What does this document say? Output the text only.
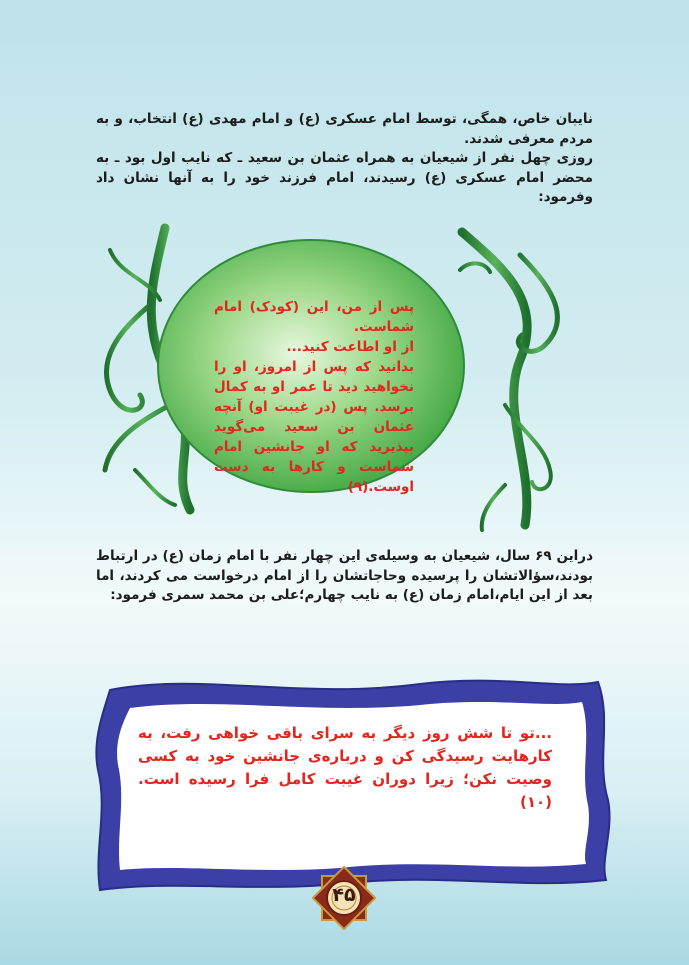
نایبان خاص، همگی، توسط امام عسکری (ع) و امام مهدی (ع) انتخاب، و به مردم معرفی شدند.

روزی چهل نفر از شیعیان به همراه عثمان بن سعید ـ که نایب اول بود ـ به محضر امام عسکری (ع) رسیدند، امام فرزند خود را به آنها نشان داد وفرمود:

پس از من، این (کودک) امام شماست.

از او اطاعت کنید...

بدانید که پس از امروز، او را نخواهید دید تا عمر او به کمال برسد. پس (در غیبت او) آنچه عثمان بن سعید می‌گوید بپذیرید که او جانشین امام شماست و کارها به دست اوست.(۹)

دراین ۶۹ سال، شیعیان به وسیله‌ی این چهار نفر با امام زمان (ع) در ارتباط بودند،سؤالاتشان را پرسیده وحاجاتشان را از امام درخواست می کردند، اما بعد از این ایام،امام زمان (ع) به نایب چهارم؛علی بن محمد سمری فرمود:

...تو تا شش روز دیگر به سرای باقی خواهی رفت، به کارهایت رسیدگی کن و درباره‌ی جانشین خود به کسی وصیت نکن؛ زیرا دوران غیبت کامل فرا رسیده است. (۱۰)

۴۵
::::
- Exercise brief: Every line of the material is to be quoted exactly, with no pictures carried over.

- Solution for this exercise:
What does this document say? Output the text only.
نایبان خاص، همگی، توسط امام عسکری (ع) و امام مهدی (ع) انتخاب، و به مردم معرفی شدند.

روزی چهل نفر از شیعیان به همراه عثمان بن سعید ـ که نایب اول بود ـ به محضر امام عسکری (ع) رسیدند، امام فرزند خود را به آنها نشان داد وفرمود:

پس از من، این (کودک) امام شماست.

از او اطاعت کنید...

بدانید که پس از امروز، او را نخواهید دید تا عمر او به کمال برسد. پس (در غیبت او) آنچه عثمان بن سعید می‌گوید بپذیرید که او جانشین امام شماست و کارها به دست اوست.(۹)

دراین ۶۹ سال، شیعیان به وسیله‌ی این چهار نفر با امام زمان (ع) در ارتباط بودند،سؤالاتشان را پرسیده وحاجاتشان را از امام درخواست می کردند، اما بعد از این ایام،امام زمان (ع) به نایب چهارم؛علی بن محمد سمری فرمود:

...تو تا شش روز دیگر به سرای باقی خواهی رفت، به کارهایت رسیدگی کن و درباره‌ی جانشین خود به کسی وصیت نکن؛ زیرا دوران غیبت کامل فرا رسیده است. (۱۰)

۴۵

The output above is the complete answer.